DIRECTIONS FOR THIS TASK: Reproduce the passage on drones verbatim, from "There is no" up to and including "the president.".

PROVIDED PASSAGE:

● ● ● ● ● ● ●

There is a
welcome new discussion in the USA about drones and their legality. Until this
year, most Americans did not really know what drones were doing in their name,
and were certainly not encouraged to question it. Now, Obama has made some
speeches and indicated his wish to form a stronger framework for drone attacks
by appointing John Brennan to head the CIA. This has led to some relatively
thoughtful articles on the subject, including one in Time a couple of weeks
ago.
There is no
doubt that this discussion is overdue. The USA has quietly been using them as
the weapon of choice for some years now. They are quite cheap and don’t place
servicemen at risk. They can target enemies with only limited damage to
non-combatants. As a result Obama now has a regular Tuesday meeting at which he
signs off who can be killed and where. Time also made clear that the CIA has
its own drones, its own list, and does its killings without regular sign off by
the president.
Now, isn’t
that frightening? If the USA wants to invade a country, nowadays it faces
massive public pressure, costs and international consequences (even though war
has not been declared since 1945). Obama is wont to do so, as his stance in
Syria shows only too clearly. Yet why bother, when you have drones? They seem
to offer all the intended consequences with none of the problems.
A Republican
congressman, Rand Paul, made himself famous by forcing Obama to answer a
question saying he would not use drones to kill Americans abroad or at home.

● ● ● ● ● ● ●

ENTRIES PROVIDED:

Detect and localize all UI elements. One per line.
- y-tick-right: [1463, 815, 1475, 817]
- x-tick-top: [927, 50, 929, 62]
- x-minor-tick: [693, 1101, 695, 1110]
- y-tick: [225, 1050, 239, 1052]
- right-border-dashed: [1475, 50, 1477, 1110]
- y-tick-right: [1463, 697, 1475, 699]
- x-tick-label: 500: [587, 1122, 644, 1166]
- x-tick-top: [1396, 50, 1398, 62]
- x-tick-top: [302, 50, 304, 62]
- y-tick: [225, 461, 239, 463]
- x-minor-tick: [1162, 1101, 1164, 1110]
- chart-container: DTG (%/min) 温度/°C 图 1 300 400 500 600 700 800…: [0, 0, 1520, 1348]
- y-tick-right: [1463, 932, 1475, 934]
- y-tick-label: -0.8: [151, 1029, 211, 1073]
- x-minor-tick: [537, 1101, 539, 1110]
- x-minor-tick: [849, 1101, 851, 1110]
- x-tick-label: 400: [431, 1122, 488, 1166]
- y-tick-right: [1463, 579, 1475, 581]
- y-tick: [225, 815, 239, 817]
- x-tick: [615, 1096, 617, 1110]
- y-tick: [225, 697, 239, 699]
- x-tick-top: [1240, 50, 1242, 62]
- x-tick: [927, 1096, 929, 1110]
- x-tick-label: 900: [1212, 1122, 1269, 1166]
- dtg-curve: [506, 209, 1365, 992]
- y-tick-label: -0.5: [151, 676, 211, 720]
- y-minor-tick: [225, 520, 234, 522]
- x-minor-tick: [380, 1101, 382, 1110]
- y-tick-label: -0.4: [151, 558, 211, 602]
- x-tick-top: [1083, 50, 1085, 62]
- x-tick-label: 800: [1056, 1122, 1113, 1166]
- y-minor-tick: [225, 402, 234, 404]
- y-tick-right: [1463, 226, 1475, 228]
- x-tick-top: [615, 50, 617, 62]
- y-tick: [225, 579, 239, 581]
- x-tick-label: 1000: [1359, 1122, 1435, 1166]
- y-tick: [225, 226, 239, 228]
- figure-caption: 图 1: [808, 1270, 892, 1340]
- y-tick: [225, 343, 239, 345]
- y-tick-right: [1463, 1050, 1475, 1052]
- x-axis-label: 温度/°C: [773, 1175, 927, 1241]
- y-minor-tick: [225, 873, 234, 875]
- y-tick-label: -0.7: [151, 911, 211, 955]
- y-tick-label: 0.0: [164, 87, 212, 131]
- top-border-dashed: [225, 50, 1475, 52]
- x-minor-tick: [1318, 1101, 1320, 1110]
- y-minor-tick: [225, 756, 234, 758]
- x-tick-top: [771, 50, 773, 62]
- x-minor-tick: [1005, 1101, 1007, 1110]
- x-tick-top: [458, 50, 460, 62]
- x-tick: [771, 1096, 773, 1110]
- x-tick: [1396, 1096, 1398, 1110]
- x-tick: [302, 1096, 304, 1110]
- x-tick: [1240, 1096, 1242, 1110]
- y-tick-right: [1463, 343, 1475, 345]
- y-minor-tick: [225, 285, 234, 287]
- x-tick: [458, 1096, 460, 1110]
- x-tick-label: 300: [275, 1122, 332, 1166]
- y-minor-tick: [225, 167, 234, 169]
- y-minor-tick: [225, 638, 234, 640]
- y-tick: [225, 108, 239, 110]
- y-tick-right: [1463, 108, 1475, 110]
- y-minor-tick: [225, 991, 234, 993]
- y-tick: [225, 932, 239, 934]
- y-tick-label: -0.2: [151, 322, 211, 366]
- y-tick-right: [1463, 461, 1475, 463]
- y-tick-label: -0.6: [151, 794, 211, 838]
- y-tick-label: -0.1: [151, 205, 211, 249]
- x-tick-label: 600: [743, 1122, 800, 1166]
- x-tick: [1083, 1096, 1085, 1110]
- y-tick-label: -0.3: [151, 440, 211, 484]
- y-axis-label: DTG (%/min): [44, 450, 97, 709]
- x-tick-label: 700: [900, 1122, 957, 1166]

● ● ● ● ● ● ●

FINISHED EXERCISE:
There is no
doubt that this discussion is overdue. The USA has quietly been using them as
the weapon of choice for some years now. They are quite cheap and don’t place
servicemen at risk. They can target enemies with only limited damage to
non-combatants. As a result Obama now has a regular Tuesday meeting at which he
signs off who can be killed and where. Time also made clear that the CIA has
its own drones, its own list, and does its killings without regular sign off by
the president.